**Records for the task:**
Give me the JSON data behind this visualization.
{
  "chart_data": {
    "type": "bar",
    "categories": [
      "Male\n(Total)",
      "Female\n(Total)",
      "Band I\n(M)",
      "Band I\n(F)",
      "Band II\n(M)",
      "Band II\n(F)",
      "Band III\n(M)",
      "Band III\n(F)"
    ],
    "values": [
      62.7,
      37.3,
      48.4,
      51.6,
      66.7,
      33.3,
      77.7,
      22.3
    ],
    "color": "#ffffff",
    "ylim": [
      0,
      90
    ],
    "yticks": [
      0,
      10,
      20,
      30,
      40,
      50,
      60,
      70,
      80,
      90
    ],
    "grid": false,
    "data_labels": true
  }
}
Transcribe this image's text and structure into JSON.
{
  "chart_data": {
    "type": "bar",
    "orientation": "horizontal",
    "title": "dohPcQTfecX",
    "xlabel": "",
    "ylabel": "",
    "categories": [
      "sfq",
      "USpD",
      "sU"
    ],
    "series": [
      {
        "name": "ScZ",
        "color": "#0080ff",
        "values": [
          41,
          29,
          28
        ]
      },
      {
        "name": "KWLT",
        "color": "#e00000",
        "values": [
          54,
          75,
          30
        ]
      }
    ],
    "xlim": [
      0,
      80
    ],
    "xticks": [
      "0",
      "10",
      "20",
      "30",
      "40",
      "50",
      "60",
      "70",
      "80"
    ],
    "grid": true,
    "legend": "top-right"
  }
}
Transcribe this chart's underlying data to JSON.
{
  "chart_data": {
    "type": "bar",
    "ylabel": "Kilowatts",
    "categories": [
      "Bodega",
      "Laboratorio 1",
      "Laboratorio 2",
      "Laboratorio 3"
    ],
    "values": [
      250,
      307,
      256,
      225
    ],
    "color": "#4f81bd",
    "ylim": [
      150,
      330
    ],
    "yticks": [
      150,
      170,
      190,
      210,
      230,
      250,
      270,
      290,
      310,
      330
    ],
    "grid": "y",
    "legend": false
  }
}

**Work required:** A number is the only answer here: how many lines of the material above contain "Transcribe"?

**Solution:** 2